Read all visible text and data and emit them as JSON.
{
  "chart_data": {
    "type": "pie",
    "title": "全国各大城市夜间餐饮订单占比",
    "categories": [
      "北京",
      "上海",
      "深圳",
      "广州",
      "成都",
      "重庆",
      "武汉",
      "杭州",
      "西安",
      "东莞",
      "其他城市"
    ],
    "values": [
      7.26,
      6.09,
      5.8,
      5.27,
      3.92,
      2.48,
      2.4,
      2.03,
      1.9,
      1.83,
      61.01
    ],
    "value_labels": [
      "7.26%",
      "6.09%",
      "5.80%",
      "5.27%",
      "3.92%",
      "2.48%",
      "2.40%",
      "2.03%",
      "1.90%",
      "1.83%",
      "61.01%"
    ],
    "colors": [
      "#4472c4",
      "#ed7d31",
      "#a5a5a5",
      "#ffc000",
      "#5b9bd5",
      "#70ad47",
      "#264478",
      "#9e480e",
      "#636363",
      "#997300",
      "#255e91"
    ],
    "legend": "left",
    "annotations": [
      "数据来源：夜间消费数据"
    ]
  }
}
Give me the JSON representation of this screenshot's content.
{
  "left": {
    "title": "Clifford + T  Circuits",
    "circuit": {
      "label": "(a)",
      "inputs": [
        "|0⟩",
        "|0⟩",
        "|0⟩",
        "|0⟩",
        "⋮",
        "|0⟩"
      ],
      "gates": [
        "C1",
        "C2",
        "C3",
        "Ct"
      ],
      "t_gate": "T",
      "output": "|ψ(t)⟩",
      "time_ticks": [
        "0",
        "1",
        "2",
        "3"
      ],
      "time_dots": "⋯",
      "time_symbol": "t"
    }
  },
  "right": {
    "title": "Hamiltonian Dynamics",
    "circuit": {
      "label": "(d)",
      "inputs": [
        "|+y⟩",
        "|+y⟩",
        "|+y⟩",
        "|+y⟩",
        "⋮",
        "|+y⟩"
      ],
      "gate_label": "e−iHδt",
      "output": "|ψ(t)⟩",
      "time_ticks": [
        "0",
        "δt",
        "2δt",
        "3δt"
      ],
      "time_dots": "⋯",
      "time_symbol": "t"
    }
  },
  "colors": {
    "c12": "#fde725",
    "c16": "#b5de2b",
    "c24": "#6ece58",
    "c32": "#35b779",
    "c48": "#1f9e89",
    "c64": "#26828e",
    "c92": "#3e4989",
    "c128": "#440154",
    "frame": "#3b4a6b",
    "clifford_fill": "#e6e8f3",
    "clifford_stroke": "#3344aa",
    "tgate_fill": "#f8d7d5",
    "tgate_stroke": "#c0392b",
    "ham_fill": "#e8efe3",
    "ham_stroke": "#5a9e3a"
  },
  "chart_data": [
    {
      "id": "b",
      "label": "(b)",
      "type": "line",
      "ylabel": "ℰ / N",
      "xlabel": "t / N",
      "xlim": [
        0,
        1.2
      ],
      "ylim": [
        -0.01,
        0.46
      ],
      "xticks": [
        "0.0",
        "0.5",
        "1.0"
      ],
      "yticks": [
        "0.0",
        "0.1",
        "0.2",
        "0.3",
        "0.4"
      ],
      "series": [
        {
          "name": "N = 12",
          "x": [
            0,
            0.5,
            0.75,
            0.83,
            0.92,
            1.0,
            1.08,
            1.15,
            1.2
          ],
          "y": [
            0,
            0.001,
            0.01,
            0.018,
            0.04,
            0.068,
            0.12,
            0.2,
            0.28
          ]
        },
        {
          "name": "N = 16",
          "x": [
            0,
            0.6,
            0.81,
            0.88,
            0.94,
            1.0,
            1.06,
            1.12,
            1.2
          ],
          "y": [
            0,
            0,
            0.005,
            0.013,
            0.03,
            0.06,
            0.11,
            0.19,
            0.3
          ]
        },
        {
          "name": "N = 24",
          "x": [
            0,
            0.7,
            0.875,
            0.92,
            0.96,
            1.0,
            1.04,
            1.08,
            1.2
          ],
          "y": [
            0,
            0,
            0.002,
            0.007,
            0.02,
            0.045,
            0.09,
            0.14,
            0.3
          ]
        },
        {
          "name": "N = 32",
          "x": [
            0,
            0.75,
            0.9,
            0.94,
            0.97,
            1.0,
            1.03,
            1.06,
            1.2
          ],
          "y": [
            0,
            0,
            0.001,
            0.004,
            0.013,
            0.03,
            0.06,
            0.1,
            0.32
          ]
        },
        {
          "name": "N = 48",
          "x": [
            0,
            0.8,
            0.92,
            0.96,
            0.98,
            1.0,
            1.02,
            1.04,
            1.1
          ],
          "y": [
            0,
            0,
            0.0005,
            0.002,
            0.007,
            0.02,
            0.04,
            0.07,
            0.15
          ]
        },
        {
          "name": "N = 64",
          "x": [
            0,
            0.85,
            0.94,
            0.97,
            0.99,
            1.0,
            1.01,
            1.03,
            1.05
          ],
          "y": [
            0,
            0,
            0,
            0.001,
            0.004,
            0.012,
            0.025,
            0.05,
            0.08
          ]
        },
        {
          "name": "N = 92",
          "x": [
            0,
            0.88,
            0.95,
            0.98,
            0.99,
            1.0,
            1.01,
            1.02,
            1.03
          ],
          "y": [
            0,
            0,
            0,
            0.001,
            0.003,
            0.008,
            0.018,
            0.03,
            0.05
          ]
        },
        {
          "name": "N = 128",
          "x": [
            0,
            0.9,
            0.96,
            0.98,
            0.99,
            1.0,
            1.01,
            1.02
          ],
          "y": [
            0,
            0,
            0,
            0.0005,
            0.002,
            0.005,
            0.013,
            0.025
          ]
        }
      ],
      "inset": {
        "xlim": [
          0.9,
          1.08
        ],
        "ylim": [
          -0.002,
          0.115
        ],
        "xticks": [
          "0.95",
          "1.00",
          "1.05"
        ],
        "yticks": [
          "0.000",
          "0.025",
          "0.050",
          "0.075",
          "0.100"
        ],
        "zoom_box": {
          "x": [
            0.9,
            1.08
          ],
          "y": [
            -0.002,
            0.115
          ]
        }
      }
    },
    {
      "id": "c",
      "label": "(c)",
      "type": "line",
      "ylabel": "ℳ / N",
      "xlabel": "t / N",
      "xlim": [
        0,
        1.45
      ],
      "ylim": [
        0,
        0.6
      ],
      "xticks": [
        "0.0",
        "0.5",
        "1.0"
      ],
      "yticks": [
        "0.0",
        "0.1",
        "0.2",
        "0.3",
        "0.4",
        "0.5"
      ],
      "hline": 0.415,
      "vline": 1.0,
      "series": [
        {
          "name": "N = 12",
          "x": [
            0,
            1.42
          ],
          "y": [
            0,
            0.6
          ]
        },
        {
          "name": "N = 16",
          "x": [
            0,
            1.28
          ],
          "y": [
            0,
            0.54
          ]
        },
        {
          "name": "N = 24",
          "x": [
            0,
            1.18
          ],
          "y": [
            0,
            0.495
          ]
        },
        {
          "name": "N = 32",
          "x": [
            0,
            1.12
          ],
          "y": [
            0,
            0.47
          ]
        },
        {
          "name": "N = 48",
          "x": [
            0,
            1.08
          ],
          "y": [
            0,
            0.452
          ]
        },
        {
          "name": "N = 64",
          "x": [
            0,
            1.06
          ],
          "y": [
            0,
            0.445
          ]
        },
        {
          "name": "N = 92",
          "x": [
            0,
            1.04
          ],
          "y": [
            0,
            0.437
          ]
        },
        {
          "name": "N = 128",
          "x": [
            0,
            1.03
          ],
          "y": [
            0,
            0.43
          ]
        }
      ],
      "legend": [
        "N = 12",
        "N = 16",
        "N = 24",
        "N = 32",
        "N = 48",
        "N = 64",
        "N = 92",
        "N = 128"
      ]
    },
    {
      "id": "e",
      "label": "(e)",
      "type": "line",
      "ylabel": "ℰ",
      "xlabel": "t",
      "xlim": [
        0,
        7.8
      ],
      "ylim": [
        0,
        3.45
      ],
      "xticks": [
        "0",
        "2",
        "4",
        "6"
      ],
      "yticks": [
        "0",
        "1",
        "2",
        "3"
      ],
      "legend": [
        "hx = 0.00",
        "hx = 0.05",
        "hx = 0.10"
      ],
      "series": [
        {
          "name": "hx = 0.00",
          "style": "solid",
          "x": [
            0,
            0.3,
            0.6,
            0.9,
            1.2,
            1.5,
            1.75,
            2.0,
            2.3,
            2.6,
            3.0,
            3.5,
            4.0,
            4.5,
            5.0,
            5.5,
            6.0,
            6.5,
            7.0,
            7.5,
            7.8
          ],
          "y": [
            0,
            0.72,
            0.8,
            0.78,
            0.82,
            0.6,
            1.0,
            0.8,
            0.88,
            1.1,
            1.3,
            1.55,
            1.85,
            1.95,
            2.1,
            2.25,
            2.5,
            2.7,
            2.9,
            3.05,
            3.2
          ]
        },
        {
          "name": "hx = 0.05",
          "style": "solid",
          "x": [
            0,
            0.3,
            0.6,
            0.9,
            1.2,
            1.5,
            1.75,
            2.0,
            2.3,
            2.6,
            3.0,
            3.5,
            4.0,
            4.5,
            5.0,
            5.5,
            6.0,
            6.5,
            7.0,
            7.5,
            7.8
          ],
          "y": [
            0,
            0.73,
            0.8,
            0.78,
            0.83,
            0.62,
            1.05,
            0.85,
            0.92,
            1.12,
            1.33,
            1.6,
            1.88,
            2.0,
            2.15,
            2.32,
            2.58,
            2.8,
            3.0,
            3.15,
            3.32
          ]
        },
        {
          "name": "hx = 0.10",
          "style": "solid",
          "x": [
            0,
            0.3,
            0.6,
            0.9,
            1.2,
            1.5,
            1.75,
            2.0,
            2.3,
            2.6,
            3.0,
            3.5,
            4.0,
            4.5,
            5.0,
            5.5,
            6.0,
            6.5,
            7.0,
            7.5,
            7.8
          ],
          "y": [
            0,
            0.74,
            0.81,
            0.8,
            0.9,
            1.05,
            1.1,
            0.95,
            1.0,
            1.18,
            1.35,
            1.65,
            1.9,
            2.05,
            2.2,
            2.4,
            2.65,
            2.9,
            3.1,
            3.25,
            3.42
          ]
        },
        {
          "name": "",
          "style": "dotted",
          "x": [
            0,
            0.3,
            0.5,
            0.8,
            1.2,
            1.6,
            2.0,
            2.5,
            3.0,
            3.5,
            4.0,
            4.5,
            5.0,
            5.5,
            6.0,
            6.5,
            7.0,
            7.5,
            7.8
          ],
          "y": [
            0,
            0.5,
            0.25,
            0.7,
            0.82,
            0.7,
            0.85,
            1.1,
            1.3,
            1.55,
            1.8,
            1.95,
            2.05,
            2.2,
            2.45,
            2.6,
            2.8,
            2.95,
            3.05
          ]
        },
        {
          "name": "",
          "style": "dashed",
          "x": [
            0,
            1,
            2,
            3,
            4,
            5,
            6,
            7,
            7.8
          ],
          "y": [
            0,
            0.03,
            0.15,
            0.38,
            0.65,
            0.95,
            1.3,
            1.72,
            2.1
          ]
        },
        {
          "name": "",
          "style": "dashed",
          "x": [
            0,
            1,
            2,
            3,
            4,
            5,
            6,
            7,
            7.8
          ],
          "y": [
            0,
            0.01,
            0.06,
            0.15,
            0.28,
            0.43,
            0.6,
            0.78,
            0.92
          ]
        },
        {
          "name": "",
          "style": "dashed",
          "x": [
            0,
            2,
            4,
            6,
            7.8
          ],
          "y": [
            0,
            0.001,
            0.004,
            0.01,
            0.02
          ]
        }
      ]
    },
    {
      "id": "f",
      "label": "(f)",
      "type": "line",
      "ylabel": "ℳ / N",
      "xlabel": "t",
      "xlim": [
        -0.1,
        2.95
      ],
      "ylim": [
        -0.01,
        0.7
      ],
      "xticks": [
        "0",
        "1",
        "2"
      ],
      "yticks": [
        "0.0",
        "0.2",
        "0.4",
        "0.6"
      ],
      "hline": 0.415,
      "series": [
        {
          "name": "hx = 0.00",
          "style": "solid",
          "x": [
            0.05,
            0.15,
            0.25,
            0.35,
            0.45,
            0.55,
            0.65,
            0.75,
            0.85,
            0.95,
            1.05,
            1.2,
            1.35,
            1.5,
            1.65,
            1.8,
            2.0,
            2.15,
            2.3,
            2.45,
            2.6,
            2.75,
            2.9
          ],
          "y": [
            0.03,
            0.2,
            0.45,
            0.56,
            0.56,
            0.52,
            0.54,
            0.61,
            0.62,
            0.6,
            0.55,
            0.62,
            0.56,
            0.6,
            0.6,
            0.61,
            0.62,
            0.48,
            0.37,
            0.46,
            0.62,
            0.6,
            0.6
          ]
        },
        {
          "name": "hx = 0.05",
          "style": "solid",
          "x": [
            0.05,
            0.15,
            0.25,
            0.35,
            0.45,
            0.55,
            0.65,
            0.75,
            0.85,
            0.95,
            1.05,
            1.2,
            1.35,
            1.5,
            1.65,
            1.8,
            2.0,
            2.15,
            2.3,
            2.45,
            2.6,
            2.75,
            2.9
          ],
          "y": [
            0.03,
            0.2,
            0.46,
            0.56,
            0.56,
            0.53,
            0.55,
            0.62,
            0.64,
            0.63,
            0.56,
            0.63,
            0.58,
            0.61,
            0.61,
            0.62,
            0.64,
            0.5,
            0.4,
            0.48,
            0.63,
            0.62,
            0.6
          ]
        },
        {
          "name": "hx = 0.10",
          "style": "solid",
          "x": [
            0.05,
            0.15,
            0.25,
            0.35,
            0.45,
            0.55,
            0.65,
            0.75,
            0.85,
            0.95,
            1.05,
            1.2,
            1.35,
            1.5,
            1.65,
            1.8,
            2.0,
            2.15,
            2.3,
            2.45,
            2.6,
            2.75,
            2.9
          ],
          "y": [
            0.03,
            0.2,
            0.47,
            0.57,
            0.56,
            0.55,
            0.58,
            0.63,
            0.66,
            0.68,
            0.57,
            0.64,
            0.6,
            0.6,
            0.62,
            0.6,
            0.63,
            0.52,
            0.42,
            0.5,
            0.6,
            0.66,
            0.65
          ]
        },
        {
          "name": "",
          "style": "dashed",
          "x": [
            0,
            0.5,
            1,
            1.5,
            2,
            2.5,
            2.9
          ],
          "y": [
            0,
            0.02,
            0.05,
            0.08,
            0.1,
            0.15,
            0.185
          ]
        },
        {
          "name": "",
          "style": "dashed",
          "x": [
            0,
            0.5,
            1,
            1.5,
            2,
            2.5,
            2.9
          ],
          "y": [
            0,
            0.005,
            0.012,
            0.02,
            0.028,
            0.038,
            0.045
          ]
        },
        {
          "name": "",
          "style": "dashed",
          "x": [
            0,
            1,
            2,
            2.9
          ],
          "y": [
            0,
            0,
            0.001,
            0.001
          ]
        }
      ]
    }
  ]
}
...
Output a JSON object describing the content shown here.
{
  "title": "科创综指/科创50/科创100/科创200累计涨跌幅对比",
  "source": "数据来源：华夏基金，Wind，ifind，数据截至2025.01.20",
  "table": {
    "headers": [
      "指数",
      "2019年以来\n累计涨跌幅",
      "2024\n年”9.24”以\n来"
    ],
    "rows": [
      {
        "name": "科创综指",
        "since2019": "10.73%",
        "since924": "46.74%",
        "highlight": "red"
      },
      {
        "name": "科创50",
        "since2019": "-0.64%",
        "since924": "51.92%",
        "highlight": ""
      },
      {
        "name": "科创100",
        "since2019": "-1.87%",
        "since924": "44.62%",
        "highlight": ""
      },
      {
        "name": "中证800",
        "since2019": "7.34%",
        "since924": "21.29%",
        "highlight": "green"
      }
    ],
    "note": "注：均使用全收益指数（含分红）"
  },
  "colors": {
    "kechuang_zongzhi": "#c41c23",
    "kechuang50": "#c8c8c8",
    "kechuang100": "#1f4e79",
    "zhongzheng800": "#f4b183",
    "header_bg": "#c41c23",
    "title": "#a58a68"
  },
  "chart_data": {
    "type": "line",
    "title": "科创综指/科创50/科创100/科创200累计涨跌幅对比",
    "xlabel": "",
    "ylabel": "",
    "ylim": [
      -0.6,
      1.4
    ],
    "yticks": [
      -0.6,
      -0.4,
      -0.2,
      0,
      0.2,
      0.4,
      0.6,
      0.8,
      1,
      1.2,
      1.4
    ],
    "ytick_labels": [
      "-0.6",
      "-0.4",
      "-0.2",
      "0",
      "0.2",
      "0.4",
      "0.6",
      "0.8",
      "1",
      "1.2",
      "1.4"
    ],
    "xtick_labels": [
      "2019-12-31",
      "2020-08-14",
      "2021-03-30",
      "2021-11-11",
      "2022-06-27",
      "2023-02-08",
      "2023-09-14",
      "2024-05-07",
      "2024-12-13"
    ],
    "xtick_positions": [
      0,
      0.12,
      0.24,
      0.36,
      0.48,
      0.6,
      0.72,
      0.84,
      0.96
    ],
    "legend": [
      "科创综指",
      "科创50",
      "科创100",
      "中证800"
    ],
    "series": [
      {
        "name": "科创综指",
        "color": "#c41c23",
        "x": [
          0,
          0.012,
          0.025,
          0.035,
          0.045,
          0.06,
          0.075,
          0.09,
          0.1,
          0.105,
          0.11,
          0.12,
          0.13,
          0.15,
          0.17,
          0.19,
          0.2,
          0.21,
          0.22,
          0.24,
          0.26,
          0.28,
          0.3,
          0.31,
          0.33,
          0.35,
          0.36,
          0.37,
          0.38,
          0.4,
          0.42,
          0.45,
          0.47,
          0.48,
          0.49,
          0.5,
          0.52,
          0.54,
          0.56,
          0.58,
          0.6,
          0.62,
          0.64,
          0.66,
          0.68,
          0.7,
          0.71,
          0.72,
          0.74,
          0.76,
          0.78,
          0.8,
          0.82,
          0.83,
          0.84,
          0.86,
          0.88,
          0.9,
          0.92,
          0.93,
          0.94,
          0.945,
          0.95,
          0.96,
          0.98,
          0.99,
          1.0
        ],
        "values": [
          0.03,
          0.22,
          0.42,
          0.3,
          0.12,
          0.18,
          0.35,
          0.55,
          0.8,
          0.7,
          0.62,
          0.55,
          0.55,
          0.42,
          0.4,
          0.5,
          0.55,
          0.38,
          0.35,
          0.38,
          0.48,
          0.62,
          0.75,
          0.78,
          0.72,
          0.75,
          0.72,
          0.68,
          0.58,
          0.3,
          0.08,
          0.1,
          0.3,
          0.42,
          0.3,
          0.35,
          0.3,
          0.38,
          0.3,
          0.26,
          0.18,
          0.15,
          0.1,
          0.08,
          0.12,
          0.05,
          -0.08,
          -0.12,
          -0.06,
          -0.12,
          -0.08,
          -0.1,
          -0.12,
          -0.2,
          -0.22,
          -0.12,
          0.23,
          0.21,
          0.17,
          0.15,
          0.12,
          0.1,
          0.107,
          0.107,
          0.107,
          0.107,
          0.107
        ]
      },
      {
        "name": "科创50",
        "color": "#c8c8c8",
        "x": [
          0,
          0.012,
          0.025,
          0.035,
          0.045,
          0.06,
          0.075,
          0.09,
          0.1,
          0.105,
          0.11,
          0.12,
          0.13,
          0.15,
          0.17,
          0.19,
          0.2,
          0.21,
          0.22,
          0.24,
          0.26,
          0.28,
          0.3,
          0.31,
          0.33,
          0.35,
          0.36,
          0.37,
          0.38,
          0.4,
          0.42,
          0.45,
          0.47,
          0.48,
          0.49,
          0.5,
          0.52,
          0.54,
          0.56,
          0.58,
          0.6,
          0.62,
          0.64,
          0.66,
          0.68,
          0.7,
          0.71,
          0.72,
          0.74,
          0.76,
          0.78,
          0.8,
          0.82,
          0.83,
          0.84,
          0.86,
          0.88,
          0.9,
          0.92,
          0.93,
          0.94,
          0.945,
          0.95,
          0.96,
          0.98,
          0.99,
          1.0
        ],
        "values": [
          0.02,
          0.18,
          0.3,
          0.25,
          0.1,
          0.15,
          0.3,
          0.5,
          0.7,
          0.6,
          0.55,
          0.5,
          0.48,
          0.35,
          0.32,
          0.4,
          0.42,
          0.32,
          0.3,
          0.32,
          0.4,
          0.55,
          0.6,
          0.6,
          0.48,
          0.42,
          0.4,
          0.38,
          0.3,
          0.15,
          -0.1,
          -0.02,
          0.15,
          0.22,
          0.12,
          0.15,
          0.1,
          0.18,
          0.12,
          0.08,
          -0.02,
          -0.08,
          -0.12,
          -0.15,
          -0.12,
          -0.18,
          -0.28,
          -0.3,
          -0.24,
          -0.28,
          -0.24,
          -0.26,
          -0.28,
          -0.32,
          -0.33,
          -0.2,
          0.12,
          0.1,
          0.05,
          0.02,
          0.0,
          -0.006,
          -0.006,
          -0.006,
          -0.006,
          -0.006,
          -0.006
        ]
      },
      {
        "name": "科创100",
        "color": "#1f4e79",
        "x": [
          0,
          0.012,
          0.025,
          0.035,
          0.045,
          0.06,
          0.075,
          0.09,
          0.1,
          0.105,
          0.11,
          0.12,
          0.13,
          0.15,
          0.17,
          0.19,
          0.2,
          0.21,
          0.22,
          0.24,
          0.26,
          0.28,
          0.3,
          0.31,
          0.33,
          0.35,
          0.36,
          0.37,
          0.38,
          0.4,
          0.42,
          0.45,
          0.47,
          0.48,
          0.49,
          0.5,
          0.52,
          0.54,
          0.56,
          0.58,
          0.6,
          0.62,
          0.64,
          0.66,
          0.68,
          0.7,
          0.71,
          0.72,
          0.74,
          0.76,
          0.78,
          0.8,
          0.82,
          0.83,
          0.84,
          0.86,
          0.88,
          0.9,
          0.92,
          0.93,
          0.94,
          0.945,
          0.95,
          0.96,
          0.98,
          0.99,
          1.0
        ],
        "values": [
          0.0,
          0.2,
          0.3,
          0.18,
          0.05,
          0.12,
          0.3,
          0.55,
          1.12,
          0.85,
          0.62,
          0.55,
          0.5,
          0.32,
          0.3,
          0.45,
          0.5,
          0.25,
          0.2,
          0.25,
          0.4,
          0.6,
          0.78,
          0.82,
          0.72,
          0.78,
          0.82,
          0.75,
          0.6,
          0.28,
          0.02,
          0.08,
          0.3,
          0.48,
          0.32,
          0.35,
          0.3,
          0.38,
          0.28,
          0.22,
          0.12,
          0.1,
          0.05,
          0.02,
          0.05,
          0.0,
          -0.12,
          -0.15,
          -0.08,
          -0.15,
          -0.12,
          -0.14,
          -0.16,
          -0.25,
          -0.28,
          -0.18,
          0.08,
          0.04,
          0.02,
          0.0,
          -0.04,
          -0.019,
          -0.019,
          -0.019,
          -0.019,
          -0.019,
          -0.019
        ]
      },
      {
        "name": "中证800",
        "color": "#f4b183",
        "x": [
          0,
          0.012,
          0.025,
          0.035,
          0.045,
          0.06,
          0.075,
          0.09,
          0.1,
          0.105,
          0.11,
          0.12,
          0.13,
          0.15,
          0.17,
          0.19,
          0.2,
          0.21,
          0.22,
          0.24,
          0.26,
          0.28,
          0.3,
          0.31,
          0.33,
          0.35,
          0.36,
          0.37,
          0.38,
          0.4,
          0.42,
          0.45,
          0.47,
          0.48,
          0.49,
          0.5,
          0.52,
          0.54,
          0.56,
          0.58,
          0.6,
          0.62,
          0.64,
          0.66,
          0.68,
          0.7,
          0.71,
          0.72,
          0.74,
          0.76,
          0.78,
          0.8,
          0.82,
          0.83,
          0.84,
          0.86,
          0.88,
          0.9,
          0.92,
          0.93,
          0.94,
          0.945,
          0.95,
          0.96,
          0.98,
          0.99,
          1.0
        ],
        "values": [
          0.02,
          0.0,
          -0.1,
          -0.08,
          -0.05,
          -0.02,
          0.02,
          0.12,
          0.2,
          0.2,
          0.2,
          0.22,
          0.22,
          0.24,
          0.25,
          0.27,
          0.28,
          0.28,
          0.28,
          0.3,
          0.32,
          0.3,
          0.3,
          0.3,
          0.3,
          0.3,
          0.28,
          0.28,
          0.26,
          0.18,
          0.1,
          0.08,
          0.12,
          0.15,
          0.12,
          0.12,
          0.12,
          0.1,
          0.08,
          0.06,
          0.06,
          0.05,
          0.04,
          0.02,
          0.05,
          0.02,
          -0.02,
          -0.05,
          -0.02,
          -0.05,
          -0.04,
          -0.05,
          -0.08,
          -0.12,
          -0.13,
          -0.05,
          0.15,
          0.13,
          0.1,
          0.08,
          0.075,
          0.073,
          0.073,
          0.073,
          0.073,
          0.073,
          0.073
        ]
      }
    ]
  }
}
---
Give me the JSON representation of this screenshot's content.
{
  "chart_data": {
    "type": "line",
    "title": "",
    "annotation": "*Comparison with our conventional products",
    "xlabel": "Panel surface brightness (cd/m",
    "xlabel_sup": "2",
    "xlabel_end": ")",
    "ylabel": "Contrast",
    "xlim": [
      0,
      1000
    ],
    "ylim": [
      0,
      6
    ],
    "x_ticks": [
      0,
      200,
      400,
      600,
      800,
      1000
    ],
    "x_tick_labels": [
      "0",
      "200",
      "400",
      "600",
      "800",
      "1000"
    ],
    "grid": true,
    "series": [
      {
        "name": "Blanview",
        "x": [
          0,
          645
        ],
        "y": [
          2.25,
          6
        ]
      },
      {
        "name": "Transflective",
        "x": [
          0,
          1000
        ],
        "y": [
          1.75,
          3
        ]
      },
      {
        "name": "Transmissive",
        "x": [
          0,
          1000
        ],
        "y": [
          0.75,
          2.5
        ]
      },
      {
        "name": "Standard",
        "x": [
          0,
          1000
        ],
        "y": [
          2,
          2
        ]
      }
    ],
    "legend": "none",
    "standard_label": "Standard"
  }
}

**WHAT IS NEEDED:**
Of all the lines above, how many contain the word "数据来源"? Give the number and nothing else.

**THE REPLY:**
2